[START Provided information]
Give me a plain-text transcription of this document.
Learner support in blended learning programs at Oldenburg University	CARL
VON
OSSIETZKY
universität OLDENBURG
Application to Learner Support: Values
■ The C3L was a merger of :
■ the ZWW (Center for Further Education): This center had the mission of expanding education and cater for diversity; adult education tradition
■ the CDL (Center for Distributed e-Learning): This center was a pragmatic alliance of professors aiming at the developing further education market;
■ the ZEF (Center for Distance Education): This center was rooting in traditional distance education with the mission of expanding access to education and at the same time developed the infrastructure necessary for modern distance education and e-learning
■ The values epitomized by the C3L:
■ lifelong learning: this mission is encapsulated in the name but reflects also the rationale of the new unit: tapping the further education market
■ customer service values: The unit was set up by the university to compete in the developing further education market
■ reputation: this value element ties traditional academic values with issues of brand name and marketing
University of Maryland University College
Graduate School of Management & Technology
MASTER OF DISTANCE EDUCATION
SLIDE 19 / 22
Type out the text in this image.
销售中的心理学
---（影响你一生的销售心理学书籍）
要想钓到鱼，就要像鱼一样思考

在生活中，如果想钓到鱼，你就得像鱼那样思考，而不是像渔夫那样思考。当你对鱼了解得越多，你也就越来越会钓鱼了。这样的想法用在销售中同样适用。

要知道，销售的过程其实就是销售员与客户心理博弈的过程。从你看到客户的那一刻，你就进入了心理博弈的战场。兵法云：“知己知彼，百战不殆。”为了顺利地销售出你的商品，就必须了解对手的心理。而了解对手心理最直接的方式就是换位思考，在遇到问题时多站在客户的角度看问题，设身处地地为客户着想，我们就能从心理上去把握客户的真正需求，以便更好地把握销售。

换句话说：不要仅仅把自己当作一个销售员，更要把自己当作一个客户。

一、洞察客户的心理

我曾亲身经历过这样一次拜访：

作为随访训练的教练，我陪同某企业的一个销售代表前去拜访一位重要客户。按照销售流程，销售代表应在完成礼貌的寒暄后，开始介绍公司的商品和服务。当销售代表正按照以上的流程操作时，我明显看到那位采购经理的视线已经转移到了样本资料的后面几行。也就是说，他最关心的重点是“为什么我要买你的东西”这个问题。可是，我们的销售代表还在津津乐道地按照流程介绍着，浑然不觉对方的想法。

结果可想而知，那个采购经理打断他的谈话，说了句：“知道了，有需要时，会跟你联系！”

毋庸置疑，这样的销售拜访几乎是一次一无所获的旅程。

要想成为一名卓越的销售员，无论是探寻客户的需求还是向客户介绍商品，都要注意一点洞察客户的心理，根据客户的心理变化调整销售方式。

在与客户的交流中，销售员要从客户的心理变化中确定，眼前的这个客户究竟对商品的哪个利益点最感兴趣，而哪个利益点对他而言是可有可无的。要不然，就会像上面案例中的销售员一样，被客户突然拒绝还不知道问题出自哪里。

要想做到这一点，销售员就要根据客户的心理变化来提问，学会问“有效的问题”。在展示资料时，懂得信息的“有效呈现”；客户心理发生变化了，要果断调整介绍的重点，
[END Provided information]
(Given request):
Give an exact copy of all the data shown above.

(Task response):
Give me a plain-text transcription of this document.
Learner support in blended learning programs at Oldenburg University	CARL
VON
OSSIETZKY
universität OLDENBURG
Application to Learner Support: Values
■ The C3L was a merger of :
■ the ZWW (Center for Further Education): This center had the mission of expanding education and cater for diversity; adult education tradition
■ the CDL (Center for Distributed e-Learning): This center was a pragmatic alliance of professors aiming at the developing further education market;
■ the ZEF (Center for Distance Education): This center was rooting in traditional distance education with the mission of expanding access to education and at the same time developed the infrastructure necessary for modern distance education and e-learning
■ The values epitomized by the C3L:
■ lifelong learning: this mission is encapsulated in the name but reflects also the rationale of the new unit: tapping the further education market
■ customer service values: The unit was set up by the university to compete in the developing further education market
■ reputation: this value element ties traditional academic values with issues of brand name and marketing
University of Maryland University College
Graduate School of Management & Technology
MASTER OF DISTANCE EDUCATION
SLIDE 19 / 22
Type out the text in this image.
销售中的心理学
---（影响你一生的销售心理学书籍）
要想钓到鱼，就要像鱼一样思考

在生活中，如果想钓到鱼，你就得像鱼那样思考，而不是像渔夫那样思考。当你对鱼了解得越多，你也就越来越会钓鱼了。这样的想法用在销售中同样适用。

要知道，销售的过程其实就是销售员与客户心理博弈的过程。从你看到客户的那一刻，你就进入了心理博弈的战场。兵法云：“知己知彼，百战不殆。”为了顺利地销售出你的商品，就必须了解对手的心理。而了解对手心理最直接的方式就是换位思考，在遇到问题时多站在客户的角度看问题，设身处地地为客户着想，我们就能从心理上去把握客户的真正需求，以便更好地把握销售。

换句话说：不要仅仅把自己当作一个销售员，更要把自己当作一个客户。

一、洞察客户的心理

我曾亲身经历过这样一次拜访：

作为随访训练的教练，我陪同某企业的一个销售代表前去拜访一位重要客户。按照销售流程，销售代表应在完成礼貌的寒暄后，开始介绍公司的商品和服务。当销售代表正按照以上的流程操作时，我明显看到那位采购经理的视线已经转移到了样本资料的后面几行。也就是说，他最关心的重点是“为什么我要买你的东西”这个问题。可是，我们的销售代表还在津津乐道地按照流程介绍着，浑然不觉对方的想法。

结果可想而知，那个采购经理打断他的谈话，说了句：“知道了，有需要时，会跟你联系！”

毋庸置疑，这样的销售拜访几乎是一次一无所获的旅程。

要想成为一名卓越的销售员，无论是探寻客户的需求还是向客户介绍商品，都要注意一点洞察客户的心理，根据客户的心理变化调整销售方式。

在与客户的交流中，销售员要从客户的心理变化中确定，眼前的这个客户究竟对商品的哪个利益点最感兴趣，而哪个利益点对他而言是可有可无的。要不然，就会像上面案例中的销售员一样，被客户突然拒绝还不知道问题出自哪里。

要想做到这一点，销售员就要根据客户的心理变化来提问，学会问“有效的问题”。在展示资料时，懂得信息的“有效呈现”；客户心理发生变化了，要果断调整介绍的重点，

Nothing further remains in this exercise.